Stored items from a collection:
━━━━

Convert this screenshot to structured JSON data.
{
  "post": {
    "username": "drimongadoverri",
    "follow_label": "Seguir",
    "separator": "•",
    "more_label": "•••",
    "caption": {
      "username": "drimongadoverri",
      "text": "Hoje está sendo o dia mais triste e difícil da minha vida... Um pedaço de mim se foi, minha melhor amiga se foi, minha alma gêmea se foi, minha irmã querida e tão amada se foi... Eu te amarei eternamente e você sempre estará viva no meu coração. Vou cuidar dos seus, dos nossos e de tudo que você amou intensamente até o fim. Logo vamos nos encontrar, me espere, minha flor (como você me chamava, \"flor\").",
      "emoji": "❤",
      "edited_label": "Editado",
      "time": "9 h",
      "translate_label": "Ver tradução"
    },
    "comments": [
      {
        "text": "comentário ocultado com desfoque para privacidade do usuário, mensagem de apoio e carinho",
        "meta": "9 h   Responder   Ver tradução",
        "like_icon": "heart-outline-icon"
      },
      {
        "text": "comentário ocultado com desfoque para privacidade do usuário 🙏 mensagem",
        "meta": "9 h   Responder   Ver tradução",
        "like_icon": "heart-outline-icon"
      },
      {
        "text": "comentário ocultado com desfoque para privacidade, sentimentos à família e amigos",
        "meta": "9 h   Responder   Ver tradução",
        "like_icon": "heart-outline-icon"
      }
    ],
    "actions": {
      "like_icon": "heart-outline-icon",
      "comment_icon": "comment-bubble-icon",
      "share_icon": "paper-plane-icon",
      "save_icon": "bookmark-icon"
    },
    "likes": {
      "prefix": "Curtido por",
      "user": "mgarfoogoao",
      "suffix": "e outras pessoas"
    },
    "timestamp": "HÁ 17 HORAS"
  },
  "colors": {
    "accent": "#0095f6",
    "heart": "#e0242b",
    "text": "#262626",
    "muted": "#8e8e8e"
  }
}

━━━━

SET TASK - The whole listing above needs to be written out again exactly.

RESPONSE TO THIS EXERCISE -
Convert this screenshot to structured JSON data.
{
  "post": {
    "username": "drimongadoverri",
    "follow_label": "Seguir",
    "separator": "•",
    "more_label": "•••",
    "caption": {
      "username": "drimongadoverri",
      "text": "Hoje está sendo o dia mais triste e difícil da minha vida... Um pedaço de mim se foi, minha melhor amiga se foi, minha alma gêmea se foi, minha irmã querida e tão amada se foi... Eu te amarei eternamente e você sempre estará viva no meu coração. Vou cuidar dos seus, dos nossos e de tudo que você amou intensamente até o fim. Logo vamos nos encontrar, me espere, minha flor (como você me chamava, \"flor\").",
      "emoji": "❤",
      "edited_label": "Editado",
      "time": "9 h",
      "translate_label": "Ver tradução"
    },
    "comments": [
      {
        "text": "comentário ocultado com desfoque para privacidade do usuário, mensagem de apoio e carinho",
        "meta": "9 h   Responder   Ver tradução",
        "like_icon": "heart-outline-icon"
      },
      {
        "text": "comentário ocultado com desfoque para privacidade do usuário 🙏 mensagem",
        "meta": "9 h   Responder   Ver tradução",
        "like_icon": "heart-outline-icon"
      },
      {
        "text": "comentário ocultado com desfoque para privacidade, sentimentos à família e amigos",
        "meta": "9 h   Responder   Ver tradução",
        "like_icon": "heart-outline-icon"
      }
    ],
    "actions": {
      "like_icon": "heart-outline-icon",
      "comment_icon": "comment-bubble-icon",
      "share_icon": "paper-plane-icon",
      "save_icon": "bookmark-icon"
    },
    "likes": {
      "prefix": "Curtido por",
      "user": "mgarfoogoao",
      "suffix": "e outras pessoas"
    },
    "timestamp": "HÁ 17 HORAS"
  },
  "colors": {
    "accent": "#0095f6",
    "heart": "#e0242b",
    "text": "#262626",
    "muted": "#8e8e8e"
  }
}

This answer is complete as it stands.